→ **What you are asked to do**
Write down each entry again, exactly as it reads.

— start —

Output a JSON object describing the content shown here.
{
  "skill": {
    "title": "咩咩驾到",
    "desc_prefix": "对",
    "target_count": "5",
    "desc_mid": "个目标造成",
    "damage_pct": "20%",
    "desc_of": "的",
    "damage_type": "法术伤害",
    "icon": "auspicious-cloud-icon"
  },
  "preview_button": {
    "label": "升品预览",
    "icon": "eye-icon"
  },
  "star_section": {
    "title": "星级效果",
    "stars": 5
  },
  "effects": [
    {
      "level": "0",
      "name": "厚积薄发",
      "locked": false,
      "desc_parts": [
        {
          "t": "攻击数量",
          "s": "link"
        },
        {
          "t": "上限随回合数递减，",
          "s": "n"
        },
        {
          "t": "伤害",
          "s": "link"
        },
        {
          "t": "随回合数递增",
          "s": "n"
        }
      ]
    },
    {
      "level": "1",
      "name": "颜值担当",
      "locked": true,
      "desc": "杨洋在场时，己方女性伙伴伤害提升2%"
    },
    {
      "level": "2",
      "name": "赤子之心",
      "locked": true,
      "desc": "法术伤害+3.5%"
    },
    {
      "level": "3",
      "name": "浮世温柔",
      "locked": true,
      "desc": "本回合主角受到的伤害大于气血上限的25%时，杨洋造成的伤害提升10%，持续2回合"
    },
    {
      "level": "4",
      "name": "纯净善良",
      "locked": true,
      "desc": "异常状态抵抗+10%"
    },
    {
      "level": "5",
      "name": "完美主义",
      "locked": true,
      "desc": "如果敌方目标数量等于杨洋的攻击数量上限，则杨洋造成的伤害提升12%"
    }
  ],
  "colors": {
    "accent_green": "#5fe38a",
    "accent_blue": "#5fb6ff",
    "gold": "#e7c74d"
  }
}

— end —

→ **Solution to the exercise**
Output a JSON object describing the content shown here.
{
  "skill": {
    "title": "咩咩驾到",
    "desc_prefix": "对",
    "target_count": "5",
    "desc_mid": "个目标造成",
    "damage_pct": "20%",
    "desc_of": "的",
    "damage_type": "法术伤害",
    "icon": "auspicious-cloud-icon"
  },
  "preview_button": {
    "label": "升品预览",
    "icon": "eye-icon"
  },
  "star_section": {
    "title": "星级效果",
    "stars": 5
  },
  "effects": [
    {
      "level": "0",
      "name": "厚积薄发",
      "locked": false,
      "desc_parts": [
        {
          "t": "攻击数量",
          "s": "link"
        },
        {
          "t": "上限随回合数递减，",
          "s": "n"
        },
        {
          "t": "伤害",
          "s": "link"
        },
        {
          "t": "随回合数递增",
          "s": "n"
        }
      ]
    },
    {
      "level": "1",
      "name": "颜值担当",
      "locked": true,
      "desc": "杨洋在场时，己方女性伙伴伤害提升2%"
    },
    {
      "level": "2",
      "name": "赤子之心",
      "locked": true,
      "desc": "法术伤害+3.5%"
    },
    {
      "level": "3",
      "name": "浮世温柔",
      "locked": true,
      "desc": "本回合主角受到的伤害大于气血上限的25%时，杨洋造成的伤害提升10%，持续2回合"
    },
    {
      "level": "4",
      "name": "纯净善良",
      "locked": true,
      "desc": "异常状态抵抗+10%"
    },
    {
      "level": "5",
      "name": "完美主义",
      "locked": true,
      "desc": "如果敌方目标数量等于杨洋的攻击数量上限，则杨洋造成的伤害提升12%"
    }
  ],
  "colors": {
    "accent_green": "#5fe38a",
    "accent_blue": "#5fb6ff",
    "gold": "#e7c74d"
  }
}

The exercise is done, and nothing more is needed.